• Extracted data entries
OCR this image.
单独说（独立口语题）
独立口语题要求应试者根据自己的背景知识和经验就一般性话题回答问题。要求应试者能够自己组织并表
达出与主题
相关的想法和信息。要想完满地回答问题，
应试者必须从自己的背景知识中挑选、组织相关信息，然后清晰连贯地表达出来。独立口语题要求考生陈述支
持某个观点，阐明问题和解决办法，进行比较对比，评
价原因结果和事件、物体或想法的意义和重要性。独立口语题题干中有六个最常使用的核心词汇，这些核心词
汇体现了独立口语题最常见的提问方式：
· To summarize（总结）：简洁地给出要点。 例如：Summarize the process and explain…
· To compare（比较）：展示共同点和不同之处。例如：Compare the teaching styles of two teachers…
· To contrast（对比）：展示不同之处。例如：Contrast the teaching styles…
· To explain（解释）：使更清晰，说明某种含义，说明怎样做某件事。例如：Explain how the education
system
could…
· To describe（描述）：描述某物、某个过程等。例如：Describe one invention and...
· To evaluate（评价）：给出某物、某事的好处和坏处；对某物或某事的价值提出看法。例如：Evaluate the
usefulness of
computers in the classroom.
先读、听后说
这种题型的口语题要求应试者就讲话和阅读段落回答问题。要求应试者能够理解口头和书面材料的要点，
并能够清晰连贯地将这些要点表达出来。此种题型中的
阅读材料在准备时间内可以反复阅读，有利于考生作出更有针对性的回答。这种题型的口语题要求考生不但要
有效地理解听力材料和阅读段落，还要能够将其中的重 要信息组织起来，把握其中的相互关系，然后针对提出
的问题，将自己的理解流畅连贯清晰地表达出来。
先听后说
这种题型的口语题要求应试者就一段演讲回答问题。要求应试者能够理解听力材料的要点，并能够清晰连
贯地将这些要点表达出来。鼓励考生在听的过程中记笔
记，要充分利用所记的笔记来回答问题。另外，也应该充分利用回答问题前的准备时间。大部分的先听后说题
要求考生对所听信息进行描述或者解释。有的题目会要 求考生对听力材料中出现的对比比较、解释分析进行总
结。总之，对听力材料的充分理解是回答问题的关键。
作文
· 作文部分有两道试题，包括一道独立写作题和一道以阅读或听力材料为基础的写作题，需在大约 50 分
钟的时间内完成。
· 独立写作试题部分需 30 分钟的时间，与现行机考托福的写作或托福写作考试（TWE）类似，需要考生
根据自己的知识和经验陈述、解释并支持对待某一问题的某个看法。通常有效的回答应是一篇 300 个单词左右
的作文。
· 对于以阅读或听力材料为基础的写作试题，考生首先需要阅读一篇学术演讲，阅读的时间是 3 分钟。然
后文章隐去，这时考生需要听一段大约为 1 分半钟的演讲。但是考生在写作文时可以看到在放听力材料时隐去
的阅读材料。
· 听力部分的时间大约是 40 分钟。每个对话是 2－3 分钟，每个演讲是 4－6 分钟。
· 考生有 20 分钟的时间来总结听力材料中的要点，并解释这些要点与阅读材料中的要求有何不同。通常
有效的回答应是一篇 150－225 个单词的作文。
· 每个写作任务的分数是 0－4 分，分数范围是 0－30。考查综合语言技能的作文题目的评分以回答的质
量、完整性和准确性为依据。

• What the task asks
Repeat the records above exactly.

• Answer to the exercise
OCR this image.
单独说（独立口语题）
独立口语题要求应试者根据自己的背景知识和经验就一般性话题回答问题。要求应试者能够自己组织并表
达出与主题
相关的想法和信息。要想完满地回答问题，
应试者必须从自己的背景知识中挑选、组织相关信息，然后清晰连贯地表达出来。独立口语题要求考生陈述支
持某个观点，阐明问题和解决办法，进行比较对比，评
价原因结果和事件、物体或想法的意义和重要性。独立口语题题干中有六个最常使用的核心词汇，这些核心词
汇体现了独立口语题最常见的提问方式：
· To summarize（总结）：简洁地给出要点。 例如：Summarize the process and explain…
· To compare（比较）：展示共同点和不同之处。例如：Compare the teaching styles of two teachers…
· To contrast（对比）：展示不同之处。例如：Contrast the teaching styles…
· To explain（解释）：使更清晰，说明某种含义，说明怎样做某件事。例如：Explain how the education
system
could…
· To describe（描述）：描述某物、某个过程等。例如：Describe one invention and...
· To evaluate（评价）：给出某物、某事的好处和坏处；对某物或某事的价值提出看法。例如：Evaluate the
usefulness of
computers in the classroom.
先读、听后说
这种题型的口语题要求应试者就讲话和阅读段落回答问题。要求应试者能够理解口头和书面材料的要点，
并能够清晰连贯地将这些要点表达出来。此种题型中的
阅读材料在准备时间内可以反复阅读，有利于考生作出更有针对性的回答。这种题型的口语题要求考生不但要
有效地理解听力材料和阅读段落，还要能够将其中的重 要信息组织起来，把握其中的相互关系，然后针对提出
的问题，将自己的理解流畅连贯清晰地表达出来。
先听后说
这种题型的口语题要求应试者就一段演讲回答问题。要求应试者能够理解听力材料的要点，并能够清晰连
贯地将这些要点表达出来。鼓励考生在听的过程中记笔
记，要充分利用所记的笔记来回答问题。另外，也应该充分利用回答问题前的准备时间。大部分的先听后说题
要求考生对所听信息进行描述或者解释。有的题目会要 求考生对听力材料中出现的对比比较、解释分析进行总
结。总之，对听力材料的充分理解是回答问题的关键。
作文
· 作文部分有两道试题，包括一道独立写作题和一道以阅读或听力材料为基础的写作题，需在大约 50 分
钟的时间内完成。
· 独立写作试题部分需 30 分钟的时间，与现行机考托福的写作或托福写作考试（TWE）类似，需要考生
根据自己的知识和经验陈述、解释并支持对待某一问题的某个看法。通常有效的回答应是一篇 300 个单词左右
的作文。
· 对于以阅读或听力材料为基础的写作试题，考生首先需要阅读一篇学术演讲，阅读的时间是 3 分钟。然
后文章隐去，这时考生需要听一段大约为 1 分半钟的演讲。但是考生在写作文时可以看到在放听力材料时隐去
的阅读材料。
· 听力部分的时间大约是 40 分钟。每个对话是 2－3 分钟，每个演讲是 4－6 分钟。
· 考生有 20 分钟的时间来总结听力材料中的要点，并解释这些要点与阅读材料中的要求有何不同。通常
有效的回答应是一篇 150－225 个单词的作文。
· 每个写作任务的分数是 0－4 分，分数范围是 0－30。考查综合语言技能的作文题目的评分以回答的质
量、完整性和准确性为依据。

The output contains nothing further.